** begin Task inputs **

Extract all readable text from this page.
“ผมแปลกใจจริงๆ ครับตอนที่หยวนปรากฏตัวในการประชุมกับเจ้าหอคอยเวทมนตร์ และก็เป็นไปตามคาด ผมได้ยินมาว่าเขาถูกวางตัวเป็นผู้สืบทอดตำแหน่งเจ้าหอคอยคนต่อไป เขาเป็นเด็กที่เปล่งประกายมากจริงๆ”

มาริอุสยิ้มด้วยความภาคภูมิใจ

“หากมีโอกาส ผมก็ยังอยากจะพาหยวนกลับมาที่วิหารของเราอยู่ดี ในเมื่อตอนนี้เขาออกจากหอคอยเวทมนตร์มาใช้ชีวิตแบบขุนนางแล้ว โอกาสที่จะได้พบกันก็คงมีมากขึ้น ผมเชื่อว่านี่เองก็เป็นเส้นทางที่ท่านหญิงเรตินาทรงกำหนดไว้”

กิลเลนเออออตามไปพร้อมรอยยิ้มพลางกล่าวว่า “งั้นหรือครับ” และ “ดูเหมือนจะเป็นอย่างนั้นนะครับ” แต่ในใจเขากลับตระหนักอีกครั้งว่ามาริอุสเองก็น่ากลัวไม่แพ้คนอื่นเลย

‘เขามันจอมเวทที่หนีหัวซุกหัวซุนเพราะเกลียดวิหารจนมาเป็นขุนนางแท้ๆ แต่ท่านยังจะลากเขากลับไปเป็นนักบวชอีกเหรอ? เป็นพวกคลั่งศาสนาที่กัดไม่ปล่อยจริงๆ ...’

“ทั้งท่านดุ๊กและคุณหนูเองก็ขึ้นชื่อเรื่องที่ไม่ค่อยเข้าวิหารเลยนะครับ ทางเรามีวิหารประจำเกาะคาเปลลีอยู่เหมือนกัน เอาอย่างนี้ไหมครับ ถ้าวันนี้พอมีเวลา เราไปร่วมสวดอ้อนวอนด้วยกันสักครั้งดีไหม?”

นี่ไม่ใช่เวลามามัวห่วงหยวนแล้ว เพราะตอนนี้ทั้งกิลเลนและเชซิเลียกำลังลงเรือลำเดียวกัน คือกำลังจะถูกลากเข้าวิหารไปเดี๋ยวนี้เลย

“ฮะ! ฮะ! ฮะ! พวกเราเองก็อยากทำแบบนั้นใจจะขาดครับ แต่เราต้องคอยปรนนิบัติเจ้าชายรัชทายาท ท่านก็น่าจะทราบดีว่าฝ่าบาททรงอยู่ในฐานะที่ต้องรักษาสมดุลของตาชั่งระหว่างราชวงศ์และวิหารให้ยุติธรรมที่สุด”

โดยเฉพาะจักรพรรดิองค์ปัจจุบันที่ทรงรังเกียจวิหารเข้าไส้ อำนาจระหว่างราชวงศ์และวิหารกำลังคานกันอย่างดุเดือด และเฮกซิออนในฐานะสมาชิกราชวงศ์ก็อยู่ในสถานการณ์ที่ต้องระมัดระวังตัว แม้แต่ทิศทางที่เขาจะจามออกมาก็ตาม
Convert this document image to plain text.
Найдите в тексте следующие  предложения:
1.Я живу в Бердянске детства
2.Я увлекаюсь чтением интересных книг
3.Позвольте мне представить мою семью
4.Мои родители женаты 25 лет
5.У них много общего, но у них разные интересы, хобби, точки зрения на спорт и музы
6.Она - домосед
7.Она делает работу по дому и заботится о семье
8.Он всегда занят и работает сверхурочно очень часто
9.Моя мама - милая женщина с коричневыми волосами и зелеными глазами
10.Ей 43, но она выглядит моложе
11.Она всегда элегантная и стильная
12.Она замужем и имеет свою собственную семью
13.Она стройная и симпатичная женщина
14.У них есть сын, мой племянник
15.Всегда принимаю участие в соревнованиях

** end Task inputs **

- [Description of the task]: Reproduce the listing above verbatim, from first line to last.

- [Solution for this problem]:
Extract all readable text from this page.
“ผมแปลกใจจริงๆ ครับตอนที่หยวนปรากฏตัวในการประชุมกับเจ้าหอคอยเวทมนตร์ และก็เป็นไปตามคาด ผมได้ยินมาว่าเขาถูกวางตัวเป็นผู้สืบทอดตำแหน่งเจ้าหอคอยคนต่อไป เขาเป็นเด็กที่เปล่งประกายมากจริงๆ”

มาริอุสยิ้มด้วยความภาคภูมิใจ

“หากมีโอกาส ผมก็ยังอยากจะพาหยวนกลับมาที่วิหารของเราอยู่ดี ในเมื่อตอนนี้เขาออกจากหอคอยเวทมนตร์มาใช้ชีวิตแบบขุนนางแล้ว โอกาสที่จะได้พบกันก็คงมีมากขึ้น ผมเชื่อว่านี่เองก็เป็นเส้นทางที่ท่านหญิงเรตินาทรงกำหนดไว้”

กิลเลนเออออตามไปพร้อมรอยยิ้มพลางกล่าวว่า “งั้นหรือครับ” และ “ดูเหมือนจะเป็นอย่างนั้นนะครับ” แต่ในใจเขากลับตระหนักอีกครั้งว่ามาริอุสเองก็น่ากลัวไม่แพ้คนอื่นเลย

‘เขามันจอมเวทที่หนีหัวซุกหัวซุนเพราะเกลียดวิหารจนมาเป็นขุนนางแท้ๆ แต่ท่านยังจะลากเขากลับไปเป็นนักบวชอีกเหรอ? เป็นพวกคลั่งศาสนาที่กัดไม่ปล่อยจริงๆ ...’

“ทั้งท่านดุ๊กและคุณหนูเองก็ขึ้นชื่อเรื่องที่ไม่ค่อยเข้าวิหารเลยนะครับ ทางเรามีวิหารประจำเกาะคาเปลลีอยู่เหมือนกัน เอาอย่างนี้ไหมครับ ถ้าวันนี้พอมีเวลา เราไปร่วมสวดอ้อนวอนด้วยกันสักครั้งดีไหม?”

นี่ไม่ใช่เวลามามัวห่วงหยวนแล้ว เพราะตอนนี้ทั้งกิลเลนและเชซิเลียกำลังลงเรือลำเดียวกัน คือกำลังจะถูกลากเข้าวิหารไปเดี๋ยวนี้เลย

“ฮะ! ฮะ! ฮะ! พวกเราเองก็อยากทำแบบนั้นใจจะขาดครับ แต่เราต้องคอยปรนนิบัติเจ้าชายรัชทายาท ท่านก็น่าจะทราบดีว่าฝ่าบาททรงอยู่ในฐานะที่ต้องรักษาสมดุลของตาชั่งระหว่างราชวงศ์และวิหารให้ยุติธรรมที่สุด”

โดยเฉพาะจักรพรรดิองค์ปัจจุบันที่ทรงรังเกียจวิหารเข้าไส้ อำนาจระหว่างราชวงศ์และวิหารกำลังคานกันอย่างดุเดือด และเฮกซิออนในฐานะสมาชิกราชวงศ์ก็อยู่ในสถานการณ์ที่ต้องระมัดระวังตัว แม้แต่ทิศทางที่เขาจะจามออกมาก็ตาม
Convert this document image to plain text.
Найдите в тексте следующие  предложения:
1.Я живу в Бердянске детства
2.Я увлекаюсь чтением интересных книг
3.Позвольте мне представить мою семью
4.Мои родители женаты 25 лет
5.У них много общего, но у них разные интересы, хобби, точки зрения на спорт и музы
6.Она - домосед
7.Она делает работу по дому и заботится о семье
8.Он всегда занят и работает сверхурочно очень часто
9.Моя мама - милая женщина с коричневыми волосами и зелеными глазами
10.Ей 43, но она выглядит моложе
11.Она всегда элегантная и стильная
12.Она замужем и имеет свою собственную семью
13.Она стройная и симпатичная женщина
14.У них есть сын, мой племянник
15.Всегда принимаю участие в соревнованиях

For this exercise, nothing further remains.